* [Data lines]
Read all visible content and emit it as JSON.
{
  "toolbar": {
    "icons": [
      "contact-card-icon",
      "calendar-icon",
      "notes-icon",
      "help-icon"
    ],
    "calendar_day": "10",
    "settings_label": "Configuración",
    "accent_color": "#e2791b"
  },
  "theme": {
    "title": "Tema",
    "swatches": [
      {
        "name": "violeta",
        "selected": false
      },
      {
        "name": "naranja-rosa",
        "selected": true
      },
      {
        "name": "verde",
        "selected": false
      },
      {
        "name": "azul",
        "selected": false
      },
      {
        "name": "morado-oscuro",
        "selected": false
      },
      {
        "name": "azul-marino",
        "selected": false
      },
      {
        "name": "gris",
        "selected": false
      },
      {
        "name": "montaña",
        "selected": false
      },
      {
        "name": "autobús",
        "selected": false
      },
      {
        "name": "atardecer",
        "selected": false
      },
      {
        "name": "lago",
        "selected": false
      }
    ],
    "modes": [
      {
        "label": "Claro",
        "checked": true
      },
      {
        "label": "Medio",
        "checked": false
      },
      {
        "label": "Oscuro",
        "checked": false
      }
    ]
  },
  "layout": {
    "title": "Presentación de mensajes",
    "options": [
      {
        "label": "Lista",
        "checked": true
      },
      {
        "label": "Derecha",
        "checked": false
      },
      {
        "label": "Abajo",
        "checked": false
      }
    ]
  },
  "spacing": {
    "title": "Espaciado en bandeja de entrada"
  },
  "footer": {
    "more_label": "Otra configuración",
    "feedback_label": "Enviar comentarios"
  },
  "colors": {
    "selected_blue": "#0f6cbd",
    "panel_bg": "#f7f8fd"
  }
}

* [Objective] Transcribe the full listing above without leaving anything out.

* [Answer below]
Read all visible content and emit it as JSON.
{
  "toolbar": {
    "icons": [
      "contact-card-icon",
      "calendar-icon",
      "notes-icon",
      "help-icon"
    ],
    "calendar_day": "10",
    "settings_label": "Configuración",
    "accent_color": "#e2791b"
  },
  "theme": {
    "title": "Tema",
    "swatches": [
      {
        "name": "violeta",
        "selected": false
      },
      {
        "name": "naranja-rosa",
        "selected": true
      },
      {
        "name": "verde",
        "selected": false
      },
      {
        "name": "azul",
        "selected": false
      },
      {
        "name": "morado-oscuro",
        "selected": false
      },
      {
        "name": "azul-marino",
        "selected": false
      },
      {
        "name": "gris",
        "selected": false
      },
      {
        "name": "montaña",
        "selected": false
      },
      {
        "name": "autobús",
        "selected": false
      },
      {
        "name": "atardecer",
        "selected": false
      },
      {
        "name": "lago",
        "selected": false
      }
    ],
    "modes": [
      {
        "label": "Claro",
        "checked": true
      },
      {
        "label": "Medio",
        "checked": false
      },
      {
        "label": "Oscuro",
        "checked": false
      }
    ]
  },
  "layout": {
    "title": "Presentación de mensajes",
    "options": [
      {
        "label": "Lista",
        "checked": true
      },
      {
        "label": "Derecha",
        "checked": false
      },
      {
        "label": "Abajo",
        "checked": false
      }
    ]
  },
  "spacing": {
    "title": "Espaciado en bandeja de entrada"
  },
  "footer": {
    "more_label": "Otra configuración",
    "feedback_label": "Enviar comentarios"
  },
  "colors": {
    "selected_blue": "#0f6cbd",
    "panel_bg": "#f7f8fd"
  }
}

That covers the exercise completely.